Stored records:
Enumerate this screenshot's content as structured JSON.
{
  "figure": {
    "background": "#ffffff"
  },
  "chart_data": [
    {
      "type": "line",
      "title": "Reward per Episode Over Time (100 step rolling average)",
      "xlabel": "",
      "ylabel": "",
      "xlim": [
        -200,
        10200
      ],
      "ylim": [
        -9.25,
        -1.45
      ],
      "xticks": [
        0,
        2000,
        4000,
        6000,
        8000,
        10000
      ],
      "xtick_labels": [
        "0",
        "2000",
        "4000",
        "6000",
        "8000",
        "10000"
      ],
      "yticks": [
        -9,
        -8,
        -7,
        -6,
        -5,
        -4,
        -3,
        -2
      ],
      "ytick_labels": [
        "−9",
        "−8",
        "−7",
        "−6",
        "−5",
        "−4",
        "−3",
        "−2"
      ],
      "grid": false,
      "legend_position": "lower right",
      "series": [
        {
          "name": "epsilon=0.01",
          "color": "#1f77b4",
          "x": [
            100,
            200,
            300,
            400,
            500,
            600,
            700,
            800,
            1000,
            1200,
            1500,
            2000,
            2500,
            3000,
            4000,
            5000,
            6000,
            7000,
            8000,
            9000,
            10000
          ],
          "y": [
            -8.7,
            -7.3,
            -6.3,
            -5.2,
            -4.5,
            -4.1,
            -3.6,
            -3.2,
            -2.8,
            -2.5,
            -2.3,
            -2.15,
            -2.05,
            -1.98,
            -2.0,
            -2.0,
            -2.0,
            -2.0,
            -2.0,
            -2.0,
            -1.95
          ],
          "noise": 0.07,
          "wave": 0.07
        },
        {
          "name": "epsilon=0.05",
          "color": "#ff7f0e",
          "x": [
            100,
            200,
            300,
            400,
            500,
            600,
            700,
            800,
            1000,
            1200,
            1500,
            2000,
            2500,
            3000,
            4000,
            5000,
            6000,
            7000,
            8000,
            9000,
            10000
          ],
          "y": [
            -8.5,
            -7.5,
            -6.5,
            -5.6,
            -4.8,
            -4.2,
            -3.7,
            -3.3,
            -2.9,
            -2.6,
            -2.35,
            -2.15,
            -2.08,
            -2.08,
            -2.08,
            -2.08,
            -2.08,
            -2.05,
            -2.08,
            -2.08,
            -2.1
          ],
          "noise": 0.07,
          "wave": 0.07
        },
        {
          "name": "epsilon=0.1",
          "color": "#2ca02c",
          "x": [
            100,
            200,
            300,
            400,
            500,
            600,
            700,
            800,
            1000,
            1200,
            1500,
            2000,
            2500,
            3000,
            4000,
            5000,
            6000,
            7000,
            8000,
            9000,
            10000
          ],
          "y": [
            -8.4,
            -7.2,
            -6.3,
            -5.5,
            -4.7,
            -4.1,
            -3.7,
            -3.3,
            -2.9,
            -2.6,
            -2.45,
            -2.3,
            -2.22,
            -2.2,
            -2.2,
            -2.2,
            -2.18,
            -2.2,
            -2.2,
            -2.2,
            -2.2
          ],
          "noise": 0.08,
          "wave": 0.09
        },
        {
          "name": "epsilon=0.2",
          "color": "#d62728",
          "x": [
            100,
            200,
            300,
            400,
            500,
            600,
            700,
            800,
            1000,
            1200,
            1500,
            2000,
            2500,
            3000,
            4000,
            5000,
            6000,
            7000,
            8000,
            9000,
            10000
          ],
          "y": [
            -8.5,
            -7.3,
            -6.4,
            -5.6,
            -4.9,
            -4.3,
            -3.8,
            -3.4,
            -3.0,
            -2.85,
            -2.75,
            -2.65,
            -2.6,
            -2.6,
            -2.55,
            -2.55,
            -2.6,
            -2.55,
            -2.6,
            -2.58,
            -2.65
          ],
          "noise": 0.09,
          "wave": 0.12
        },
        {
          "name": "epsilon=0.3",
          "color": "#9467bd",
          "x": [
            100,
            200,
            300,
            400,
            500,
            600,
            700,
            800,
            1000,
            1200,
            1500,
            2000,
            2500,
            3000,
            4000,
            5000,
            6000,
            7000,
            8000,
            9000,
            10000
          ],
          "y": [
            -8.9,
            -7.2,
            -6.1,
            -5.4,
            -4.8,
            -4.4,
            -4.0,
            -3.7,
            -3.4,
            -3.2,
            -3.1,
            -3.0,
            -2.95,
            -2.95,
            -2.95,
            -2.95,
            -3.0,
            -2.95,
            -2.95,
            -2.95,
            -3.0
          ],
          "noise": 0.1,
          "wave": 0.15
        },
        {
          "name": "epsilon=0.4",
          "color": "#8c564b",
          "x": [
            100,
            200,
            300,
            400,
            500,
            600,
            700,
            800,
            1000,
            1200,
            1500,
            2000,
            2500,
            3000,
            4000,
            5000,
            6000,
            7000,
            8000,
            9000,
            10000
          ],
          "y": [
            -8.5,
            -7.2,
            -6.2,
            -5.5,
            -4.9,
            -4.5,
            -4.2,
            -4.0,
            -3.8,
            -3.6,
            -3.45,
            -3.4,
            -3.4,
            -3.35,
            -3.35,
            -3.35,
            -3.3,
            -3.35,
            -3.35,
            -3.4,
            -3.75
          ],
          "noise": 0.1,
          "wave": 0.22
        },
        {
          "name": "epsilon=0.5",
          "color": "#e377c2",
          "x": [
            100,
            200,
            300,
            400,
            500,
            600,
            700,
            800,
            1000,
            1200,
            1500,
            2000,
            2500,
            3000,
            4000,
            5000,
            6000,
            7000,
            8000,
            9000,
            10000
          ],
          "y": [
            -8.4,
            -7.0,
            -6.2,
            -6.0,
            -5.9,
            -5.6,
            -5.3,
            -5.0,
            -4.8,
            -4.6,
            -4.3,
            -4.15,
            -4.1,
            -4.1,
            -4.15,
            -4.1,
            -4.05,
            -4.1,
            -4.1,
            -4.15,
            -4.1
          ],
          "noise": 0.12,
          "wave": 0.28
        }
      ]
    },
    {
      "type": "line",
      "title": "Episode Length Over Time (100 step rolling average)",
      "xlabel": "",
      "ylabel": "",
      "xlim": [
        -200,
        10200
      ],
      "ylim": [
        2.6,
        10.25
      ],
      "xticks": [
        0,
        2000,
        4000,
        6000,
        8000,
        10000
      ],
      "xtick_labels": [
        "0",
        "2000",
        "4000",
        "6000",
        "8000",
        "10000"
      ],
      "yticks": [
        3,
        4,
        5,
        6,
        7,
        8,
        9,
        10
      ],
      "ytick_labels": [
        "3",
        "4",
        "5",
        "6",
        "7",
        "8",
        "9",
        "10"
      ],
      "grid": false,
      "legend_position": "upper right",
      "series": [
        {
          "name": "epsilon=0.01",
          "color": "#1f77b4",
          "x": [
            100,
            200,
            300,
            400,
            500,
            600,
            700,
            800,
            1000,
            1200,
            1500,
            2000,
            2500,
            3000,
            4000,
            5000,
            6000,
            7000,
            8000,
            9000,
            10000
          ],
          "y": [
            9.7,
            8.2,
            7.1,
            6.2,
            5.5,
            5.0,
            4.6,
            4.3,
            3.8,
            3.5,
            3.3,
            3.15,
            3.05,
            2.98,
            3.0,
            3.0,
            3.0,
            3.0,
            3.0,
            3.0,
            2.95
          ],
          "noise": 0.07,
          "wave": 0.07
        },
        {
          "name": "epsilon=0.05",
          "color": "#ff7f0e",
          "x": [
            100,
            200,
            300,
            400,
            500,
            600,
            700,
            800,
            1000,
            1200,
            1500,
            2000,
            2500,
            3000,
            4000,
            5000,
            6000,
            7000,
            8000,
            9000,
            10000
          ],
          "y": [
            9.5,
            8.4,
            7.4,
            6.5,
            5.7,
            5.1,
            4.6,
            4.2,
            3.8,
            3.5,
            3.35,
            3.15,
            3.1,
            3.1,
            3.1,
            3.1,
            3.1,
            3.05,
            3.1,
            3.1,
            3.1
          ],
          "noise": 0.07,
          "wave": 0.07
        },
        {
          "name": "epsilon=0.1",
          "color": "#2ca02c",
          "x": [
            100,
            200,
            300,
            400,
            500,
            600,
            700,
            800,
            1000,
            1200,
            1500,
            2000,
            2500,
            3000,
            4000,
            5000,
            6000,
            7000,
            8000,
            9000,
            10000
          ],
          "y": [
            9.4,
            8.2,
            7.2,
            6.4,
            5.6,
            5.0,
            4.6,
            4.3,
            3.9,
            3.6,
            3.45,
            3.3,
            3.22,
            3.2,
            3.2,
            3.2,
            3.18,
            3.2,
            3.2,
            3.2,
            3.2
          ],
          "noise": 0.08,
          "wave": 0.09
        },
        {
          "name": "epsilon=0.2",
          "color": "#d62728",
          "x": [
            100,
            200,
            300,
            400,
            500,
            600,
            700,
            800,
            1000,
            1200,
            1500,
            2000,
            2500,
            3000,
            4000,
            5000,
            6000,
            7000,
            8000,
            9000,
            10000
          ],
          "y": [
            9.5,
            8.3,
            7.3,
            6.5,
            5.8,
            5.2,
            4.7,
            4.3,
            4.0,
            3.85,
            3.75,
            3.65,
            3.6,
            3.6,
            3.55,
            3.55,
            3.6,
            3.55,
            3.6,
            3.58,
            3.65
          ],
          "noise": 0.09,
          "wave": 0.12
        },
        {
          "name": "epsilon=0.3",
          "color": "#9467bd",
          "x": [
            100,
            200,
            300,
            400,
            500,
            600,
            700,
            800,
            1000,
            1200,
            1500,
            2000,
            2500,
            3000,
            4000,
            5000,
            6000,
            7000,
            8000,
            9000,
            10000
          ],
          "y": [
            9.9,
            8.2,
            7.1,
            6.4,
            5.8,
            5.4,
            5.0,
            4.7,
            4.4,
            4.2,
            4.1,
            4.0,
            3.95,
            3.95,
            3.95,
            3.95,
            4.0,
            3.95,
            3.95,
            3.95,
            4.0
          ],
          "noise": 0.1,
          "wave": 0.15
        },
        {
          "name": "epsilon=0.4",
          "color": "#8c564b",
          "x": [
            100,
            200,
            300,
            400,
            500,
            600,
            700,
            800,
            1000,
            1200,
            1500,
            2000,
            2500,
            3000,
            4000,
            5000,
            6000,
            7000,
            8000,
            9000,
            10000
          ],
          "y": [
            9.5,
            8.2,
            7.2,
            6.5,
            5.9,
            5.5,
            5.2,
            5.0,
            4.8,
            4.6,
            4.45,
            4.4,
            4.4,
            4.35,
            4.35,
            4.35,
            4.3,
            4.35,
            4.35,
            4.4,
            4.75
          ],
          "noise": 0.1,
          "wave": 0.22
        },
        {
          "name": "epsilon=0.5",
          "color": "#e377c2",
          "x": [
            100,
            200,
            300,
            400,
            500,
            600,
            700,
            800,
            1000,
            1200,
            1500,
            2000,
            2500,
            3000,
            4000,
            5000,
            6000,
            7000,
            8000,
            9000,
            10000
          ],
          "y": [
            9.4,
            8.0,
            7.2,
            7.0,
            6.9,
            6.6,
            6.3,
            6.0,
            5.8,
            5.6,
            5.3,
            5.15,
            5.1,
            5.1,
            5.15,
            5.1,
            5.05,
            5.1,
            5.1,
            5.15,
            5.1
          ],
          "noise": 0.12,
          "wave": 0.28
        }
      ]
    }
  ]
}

Work to be completed:
In the material above, tally every line with the string "step" in it, then give that number alone.

Exercise result:
2